● **AIM**
Give back the full material, exactly as it reads.

● **SUPPLIED INFORMATION**
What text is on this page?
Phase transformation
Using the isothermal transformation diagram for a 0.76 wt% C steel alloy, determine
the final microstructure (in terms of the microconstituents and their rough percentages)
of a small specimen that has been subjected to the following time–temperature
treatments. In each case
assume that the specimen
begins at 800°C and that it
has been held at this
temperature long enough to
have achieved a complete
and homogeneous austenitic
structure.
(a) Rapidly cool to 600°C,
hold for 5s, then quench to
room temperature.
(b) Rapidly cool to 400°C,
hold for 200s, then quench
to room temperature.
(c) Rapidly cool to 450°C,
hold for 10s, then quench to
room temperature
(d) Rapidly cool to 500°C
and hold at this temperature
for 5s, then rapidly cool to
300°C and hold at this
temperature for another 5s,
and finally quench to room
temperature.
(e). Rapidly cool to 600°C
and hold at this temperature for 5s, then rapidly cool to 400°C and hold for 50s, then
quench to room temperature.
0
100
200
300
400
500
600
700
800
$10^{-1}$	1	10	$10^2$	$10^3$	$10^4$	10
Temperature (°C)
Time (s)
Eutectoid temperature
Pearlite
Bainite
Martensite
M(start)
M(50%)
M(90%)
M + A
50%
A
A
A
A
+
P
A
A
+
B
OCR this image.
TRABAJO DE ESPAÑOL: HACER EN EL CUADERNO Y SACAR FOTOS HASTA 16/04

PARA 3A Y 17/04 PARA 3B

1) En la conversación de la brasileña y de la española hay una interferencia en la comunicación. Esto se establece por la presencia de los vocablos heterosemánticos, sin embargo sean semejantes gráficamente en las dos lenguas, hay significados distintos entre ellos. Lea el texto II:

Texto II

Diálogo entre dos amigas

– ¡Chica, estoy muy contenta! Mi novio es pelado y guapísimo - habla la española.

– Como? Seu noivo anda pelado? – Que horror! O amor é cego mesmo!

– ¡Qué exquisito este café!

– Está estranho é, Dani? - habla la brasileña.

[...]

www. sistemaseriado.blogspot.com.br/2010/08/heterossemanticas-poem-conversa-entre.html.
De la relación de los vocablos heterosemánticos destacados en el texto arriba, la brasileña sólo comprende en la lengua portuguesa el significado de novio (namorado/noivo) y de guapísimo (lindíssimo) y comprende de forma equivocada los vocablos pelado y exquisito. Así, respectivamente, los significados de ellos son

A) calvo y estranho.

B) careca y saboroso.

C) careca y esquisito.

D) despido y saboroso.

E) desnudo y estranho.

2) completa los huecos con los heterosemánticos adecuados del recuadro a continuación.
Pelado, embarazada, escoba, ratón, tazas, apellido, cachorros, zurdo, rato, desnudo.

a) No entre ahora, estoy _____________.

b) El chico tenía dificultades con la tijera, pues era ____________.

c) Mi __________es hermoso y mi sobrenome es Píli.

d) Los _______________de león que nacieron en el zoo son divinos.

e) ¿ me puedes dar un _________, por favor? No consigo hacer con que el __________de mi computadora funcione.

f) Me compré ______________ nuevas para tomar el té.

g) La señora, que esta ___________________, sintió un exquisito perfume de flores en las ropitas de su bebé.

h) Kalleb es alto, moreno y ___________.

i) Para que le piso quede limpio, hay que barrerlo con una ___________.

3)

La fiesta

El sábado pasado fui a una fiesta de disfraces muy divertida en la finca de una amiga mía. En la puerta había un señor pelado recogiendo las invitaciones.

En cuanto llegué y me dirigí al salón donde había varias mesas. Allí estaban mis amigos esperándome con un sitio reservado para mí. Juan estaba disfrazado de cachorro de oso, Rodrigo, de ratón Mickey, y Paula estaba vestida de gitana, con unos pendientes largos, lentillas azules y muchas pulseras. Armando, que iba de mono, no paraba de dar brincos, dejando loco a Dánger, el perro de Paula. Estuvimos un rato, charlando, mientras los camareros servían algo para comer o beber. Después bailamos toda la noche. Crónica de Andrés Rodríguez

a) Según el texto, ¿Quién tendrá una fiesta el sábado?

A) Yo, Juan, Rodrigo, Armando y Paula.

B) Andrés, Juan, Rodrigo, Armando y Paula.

● **ANSWER TO THE PROBLEM**
What text is on this page?
Phase transformation
Using the isothermal transformation diagram for a 0.76 wt% C steel alloy, determine
the final microstructure (in terms of the microconstituents and their rough percentages)
of a small specimen that has been subjected to the following time–temperature
treatments. In each case
assume that the specimen
begins at 800°C and that it
has been held at this
temperature long enough to
have achieved a complete
and homogeneous austenitic
structure.
(a) Rapidly cool to 600°C,
hold for 5s, then quench to
room temperature.
(b) Rapidly cool to 400°C,
hold for 200s, then quench
to room temperature.
(c) Rapidly cool to 450°C,
hold for 10s, then quench to
room temperature
(d) Rapidly cool to 500°C
and hold at this temperature
for 5s, then rapidly cool to
300°C and hold at this
temperature for another 5s,
and finally quench to room
temperature.
(e). Rapidly cool to 600°C
and hold at this temperature for 5s, then rapidly cool to 400°C and hold for 50s, then
quench to room temperature.
0
100
200
300
400
500
600
700
800
$10^{-1}$	1	10	$10^2$	$10^3$	$10^4$	10
Temperature (°C)
Time (s)
Eutectoid temperature
Pearlite
Bainite
Martensite
M(start)
M(50%)
M(90%)
M + A
50%
A
A
A
A
+
P
A
A
+
B
OCR this image.
TRABAJO DE ESPAÑOL: HACER EN EL CUADERNO Y SACAR FOTOS HASTA 16/04

PARA 3A Y 17/04 PARA 3B

1) En la conversación de la brasileña y de la española hay una interferencia en la comunicación. Esto se establece por la presencia de los vocablos heterosemánticos, sin embargo sean semejantes gráficamente en las dos lenguas, hay significados distintos entre ellos. Lea el texto II:

Texto II

Diálogo entre dos amigas

– ¡Chica, estoy muy contenta! Mi novio es pelado y guapísimo - habla la española.

– Como? Seu noivo anda pelado? – Que horror! O amor é cego mesmo!

– ¡Qué exquisito este café!

– Está estranho é, Dani? - habla la brasileña.

[...]

www. sistemaseriado.blogspot.com.br/2010/08/heterossemanticas-poem-conversa-entre.html.
De la relación de los vocablos heterosemánticos destacados en el texto arriba, la brasileña sólo comprende en la lengua portuguesa el significado de novio (namorado/noivo) y de guapísimo (lindíssimo) y comprende de forma equivocada los vocablos pelado y exquisito. Así, respectivamente, los significados de ellos son

A) calvo y estranho.

B) careca y saboroso.

C) careca y esquisito.

D) despido y saboroso.

E) desnudo y estranho.

2) completa los huecos con los heterosemánticos adecuados del recuadro a continuación.
Pelado, embarazada, escoba, ratón, tazas, apellido, cachorros, zurdo, rato, desnudo.

a) No entre ahora, estoy _____________.

b) El chico tenía dificultades con la tijera, pues era ____________.

c) Mi __________es hermoso y mi sobrenome es Píli.

d) Los _______________de león que nacieron en el zoo son divinos.

e) ¿ me puedes dar un _________, por favor? No consigo hacer con que el __________de mi computadora funcione.

f) Me compré ______________ nuevas para tomar el té.

g) La señora, que esta ___________________, sintió un exquisito perfume de flores en las ropitas de su bebé.

h) Kalleb es alto, moreno y ___________.

i) Para que le piso quede limpio, hay que barrerlo con una ___________.

3)

La fiesta

El sábado pasado fui a una fiesta de disfraces muy divertida en la finca de una amiga mía. En la puerta había un señor pelado recogiendo las invitaciones.

En cuanto llegué y me dirigí al salón donde había varias mesas. Allí estaban mis amigos esperándome con un sitio reservado para mí. Juan estaba disfrazado de cachorro de oso, Rodrigo, de ratón Mickey, y Paula estaba vestida de gitana, con unos pendientes largos, lentillas azules y muchas pulseras. Armando, que iba de mono, no paraba de dar brincos, dejando loco a Dánger, el perro de Paula. Estuvimos un rato, charlando, mientras los camareros servían algo para comer o beber. Después bailamos toda la noche. Crónica de Andrés Rodríguez

a) Según el texto, ¿Quién tendrá una fiesta el sábado?

A) Yo, Juan, Rodrigo, Armando y Paula.

B) Andrés, Juan, Rodrigo, Armando y Paula.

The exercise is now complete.